Start of Source passage

- Directed by: Harald Philipp
- Written by: Edgar Wallace (story); Horst Wendlandt; Harald Philipp;
- Produced by: Preben Philipsen; Horst Wendlandt ;
- Starring: Uschi Glas; Hansjörg Felmy; Werner Peters;
- Cinematography: Karl Löb
- Edited by: Alfred Srp [de]
- Music by: Peter Thomas
- Production company: Rialto Film
- Distributed by: Constantin Film
- Release date: 31 March 1971;
- Running time: 89 minutes
- Country: West Germany
- Language: German

= The Body in the Thames =

1971 film by Harald Philipp

The Body in the Thames (German: Die Tote aus der Themse) is a 1971 West German thriller film directed by Harald Philipp and starring Uschi Glas, Hansjörg Felmy and Werner Peters. It is part of the series of Edgar Wallace adaptations made by Rialto Film. It was the last shot in Germany, with two Italian films following before the end of the series.

End of Source passage

** What you need to do **
(A) Print the passage about The Body in the Thames word for word, starting at "1971 film by" and ending at "of the series.".
(B) According to the passage about The Body in the Thames, who composed the film's music?
You can set the rows aside; none of them are needed.

Start of Provided information

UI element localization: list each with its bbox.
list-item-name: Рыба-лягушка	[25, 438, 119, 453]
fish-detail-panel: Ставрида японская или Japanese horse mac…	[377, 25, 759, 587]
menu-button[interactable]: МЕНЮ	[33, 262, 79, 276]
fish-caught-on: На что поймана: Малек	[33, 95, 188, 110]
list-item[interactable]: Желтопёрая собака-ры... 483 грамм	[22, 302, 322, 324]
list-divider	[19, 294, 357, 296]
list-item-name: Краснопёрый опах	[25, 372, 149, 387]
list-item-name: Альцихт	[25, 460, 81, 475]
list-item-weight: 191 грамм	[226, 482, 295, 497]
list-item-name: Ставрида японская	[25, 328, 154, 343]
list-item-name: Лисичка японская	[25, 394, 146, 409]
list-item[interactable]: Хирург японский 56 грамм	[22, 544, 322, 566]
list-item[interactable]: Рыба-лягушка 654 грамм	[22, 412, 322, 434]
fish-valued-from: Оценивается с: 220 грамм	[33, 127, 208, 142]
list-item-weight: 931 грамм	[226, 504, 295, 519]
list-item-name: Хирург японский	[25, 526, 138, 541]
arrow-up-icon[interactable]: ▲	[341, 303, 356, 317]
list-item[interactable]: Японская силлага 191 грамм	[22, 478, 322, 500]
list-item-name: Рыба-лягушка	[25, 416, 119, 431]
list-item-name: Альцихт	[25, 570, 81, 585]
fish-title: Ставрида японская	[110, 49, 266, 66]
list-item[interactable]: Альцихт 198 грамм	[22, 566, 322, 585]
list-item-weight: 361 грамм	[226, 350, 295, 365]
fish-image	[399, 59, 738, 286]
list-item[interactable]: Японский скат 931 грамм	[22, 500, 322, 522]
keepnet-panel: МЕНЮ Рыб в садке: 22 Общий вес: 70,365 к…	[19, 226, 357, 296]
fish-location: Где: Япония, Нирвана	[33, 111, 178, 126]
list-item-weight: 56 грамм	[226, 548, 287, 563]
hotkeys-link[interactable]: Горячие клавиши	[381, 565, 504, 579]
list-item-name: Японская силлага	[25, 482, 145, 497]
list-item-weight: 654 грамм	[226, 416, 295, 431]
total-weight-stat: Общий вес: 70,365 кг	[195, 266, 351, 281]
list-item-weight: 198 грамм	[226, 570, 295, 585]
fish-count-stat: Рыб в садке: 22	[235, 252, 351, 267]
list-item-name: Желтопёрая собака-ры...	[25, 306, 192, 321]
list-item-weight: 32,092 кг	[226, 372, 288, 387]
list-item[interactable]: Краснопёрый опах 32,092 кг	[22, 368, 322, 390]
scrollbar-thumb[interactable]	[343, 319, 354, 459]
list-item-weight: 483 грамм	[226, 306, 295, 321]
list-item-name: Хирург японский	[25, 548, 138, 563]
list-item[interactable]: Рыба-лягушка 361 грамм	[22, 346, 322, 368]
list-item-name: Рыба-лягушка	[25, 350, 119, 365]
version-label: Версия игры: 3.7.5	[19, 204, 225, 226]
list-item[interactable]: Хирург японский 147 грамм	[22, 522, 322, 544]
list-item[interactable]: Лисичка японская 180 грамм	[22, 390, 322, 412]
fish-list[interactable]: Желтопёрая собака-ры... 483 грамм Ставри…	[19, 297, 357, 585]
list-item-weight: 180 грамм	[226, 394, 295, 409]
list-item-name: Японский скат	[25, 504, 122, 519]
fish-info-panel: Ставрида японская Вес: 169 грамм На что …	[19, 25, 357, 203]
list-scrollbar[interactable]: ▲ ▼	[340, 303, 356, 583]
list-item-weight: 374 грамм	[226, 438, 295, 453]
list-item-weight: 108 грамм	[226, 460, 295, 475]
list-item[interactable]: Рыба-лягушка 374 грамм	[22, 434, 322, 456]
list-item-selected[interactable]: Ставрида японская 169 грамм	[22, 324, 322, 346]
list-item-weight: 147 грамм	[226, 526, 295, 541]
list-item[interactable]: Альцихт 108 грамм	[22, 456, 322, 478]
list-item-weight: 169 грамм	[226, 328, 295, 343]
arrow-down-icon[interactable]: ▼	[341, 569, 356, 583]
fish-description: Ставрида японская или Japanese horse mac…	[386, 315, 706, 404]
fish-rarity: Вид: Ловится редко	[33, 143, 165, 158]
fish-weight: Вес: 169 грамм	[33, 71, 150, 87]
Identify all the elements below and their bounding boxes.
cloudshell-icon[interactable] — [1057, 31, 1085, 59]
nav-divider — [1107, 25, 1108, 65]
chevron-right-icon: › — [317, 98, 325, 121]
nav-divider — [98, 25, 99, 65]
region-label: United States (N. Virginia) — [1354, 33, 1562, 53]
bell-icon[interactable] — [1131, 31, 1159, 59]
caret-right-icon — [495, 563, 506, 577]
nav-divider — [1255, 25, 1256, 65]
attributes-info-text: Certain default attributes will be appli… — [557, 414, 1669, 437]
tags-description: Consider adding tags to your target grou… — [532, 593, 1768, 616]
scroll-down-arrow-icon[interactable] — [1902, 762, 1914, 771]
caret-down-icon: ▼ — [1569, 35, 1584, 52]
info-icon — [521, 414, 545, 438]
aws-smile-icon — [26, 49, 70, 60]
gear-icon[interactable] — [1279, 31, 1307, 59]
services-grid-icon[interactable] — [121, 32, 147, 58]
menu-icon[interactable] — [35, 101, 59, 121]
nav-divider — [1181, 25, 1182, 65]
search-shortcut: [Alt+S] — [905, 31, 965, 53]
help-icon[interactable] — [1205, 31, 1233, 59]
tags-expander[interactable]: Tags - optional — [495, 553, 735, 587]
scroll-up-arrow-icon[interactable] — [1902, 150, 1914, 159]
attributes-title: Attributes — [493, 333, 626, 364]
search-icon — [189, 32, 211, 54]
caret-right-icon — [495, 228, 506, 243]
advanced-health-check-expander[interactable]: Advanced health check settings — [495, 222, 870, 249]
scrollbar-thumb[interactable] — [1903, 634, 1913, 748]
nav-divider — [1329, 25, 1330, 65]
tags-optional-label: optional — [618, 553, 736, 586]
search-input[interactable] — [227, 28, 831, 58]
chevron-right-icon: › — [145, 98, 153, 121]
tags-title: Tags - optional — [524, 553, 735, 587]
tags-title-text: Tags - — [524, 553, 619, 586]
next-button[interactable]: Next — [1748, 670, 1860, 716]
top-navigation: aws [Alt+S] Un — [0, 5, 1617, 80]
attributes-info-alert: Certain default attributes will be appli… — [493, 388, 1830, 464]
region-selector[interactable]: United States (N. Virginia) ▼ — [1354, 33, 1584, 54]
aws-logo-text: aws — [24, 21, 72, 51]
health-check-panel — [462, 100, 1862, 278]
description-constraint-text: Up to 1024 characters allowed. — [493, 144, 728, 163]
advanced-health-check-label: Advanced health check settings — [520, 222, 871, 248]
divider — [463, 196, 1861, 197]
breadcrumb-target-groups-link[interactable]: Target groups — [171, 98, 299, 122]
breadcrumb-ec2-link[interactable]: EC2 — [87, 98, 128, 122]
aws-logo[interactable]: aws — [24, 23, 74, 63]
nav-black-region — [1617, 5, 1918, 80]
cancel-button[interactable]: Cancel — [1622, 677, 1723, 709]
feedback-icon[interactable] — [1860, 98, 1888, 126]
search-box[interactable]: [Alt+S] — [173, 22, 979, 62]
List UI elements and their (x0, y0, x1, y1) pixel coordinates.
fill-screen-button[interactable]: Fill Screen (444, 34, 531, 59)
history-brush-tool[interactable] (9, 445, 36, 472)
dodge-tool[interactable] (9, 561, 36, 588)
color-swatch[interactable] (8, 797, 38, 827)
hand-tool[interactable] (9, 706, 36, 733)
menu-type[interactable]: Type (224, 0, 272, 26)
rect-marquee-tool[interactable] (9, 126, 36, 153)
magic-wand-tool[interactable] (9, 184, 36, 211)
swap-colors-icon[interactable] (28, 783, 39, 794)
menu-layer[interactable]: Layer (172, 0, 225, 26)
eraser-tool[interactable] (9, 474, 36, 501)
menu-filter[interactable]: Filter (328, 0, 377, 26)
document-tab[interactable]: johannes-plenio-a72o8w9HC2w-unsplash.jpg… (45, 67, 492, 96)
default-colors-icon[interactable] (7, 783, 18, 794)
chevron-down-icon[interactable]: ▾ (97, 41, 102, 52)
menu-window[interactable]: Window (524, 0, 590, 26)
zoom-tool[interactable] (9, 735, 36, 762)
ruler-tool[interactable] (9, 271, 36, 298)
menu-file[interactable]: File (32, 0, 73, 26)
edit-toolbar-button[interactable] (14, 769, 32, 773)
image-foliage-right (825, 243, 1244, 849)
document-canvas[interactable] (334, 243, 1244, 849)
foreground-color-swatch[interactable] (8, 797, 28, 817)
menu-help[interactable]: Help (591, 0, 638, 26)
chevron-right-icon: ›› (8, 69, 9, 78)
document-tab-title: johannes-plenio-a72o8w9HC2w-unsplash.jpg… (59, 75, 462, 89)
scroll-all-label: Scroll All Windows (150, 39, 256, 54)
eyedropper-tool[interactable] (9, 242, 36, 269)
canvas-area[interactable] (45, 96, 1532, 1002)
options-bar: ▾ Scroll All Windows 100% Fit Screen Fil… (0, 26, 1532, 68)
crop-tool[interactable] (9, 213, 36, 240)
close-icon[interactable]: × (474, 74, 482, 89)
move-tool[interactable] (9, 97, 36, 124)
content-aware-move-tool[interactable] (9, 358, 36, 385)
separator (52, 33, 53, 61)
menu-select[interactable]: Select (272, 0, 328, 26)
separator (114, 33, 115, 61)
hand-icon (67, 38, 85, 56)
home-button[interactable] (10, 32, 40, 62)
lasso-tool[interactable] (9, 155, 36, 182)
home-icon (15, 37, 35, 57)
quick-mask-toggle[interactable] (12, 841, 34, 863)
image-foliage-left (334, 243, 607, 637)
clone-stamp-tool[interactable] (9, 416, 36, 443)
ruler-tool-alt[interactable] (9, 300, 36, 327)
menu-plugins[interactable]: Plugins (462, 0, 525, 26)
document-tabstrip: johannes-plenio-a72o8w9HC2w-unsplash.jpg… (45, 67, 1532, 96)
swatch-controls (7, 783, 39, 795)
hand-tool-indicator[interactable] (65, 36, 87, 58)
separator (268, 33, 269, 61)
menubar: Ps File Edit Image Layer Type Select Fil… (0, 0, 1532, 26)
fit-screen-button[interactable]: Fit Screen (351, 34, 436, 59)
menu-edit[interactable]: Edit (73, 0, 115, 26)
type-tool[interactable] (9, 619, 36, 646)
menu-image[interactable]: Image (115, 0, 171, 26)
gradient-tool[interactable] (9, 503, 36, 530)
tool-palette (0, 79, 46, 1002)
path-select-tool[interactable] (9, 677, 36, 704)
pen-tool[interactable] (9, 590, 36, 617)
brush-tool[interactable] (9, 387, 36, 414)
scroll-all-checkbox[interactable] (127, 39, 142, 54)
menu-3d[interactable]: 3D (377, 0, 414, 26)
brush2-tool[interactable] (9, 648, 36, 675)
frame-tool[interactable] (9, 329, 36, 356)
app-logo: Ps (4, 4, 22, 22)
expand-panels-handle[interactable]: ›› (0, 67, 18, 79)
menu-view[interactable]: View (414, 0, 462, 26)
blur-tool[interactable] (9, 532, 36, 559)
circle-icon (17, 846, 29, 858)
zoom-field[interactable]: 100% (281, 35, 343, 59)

End of Provided information

** List of solutions **
(A)
1971 film by Harald Philipp

The Body in the Thames (German: Die Tote aus der Themse) is a 1971 West German thriller film directed by Harald Philipp and starring Uschi Glas, Hansjörg Felmy and Werner Peters. It is part of the series of Edgar Wallace adaptations made by Rialto Film. It was the last shot in Germany, with two Italian films following before the end of the series.

(B) Peter Thomas